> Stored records
------
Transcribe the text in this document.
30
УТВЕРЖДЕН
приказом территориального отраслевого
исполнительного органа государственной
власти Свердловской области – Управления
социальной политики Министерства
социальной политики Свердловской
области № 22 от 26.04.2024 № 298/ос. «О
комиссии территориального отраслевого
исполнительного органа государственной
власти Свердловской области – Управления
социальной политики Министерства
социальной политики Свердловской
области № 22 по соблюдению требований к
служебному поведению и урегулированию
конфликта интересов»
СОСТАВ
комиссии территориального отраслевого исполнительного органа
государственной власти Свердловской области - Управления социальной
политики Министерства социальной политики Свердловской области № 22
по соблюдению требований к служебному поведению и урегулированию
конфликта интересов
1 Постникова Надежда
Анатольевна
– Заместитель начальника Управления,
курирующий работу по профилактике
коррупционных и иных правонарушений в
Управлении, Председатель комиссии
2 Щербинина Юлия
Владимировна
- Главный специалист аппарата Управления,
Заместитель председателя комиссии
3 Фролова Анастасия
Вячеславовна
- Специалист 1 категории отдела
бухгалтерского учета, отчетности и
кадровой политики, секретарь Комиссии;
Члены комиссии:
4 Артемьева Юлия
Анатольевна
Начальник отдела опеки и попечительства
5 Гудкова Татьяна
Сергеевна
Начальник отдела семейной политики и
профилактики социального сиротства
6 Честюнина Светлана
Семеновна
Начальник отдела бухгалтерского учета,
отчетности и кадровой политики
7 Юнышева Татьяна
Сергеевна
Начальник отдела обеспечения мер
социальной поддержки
------
> EXERCISE DIRECTIONS
Find the lines above that include the string "соблюдению" and copy them.

> FULL RESPONSE
области № 22 по соблюдению требований к
по соблюдению требований к служебному поведению и урегулированию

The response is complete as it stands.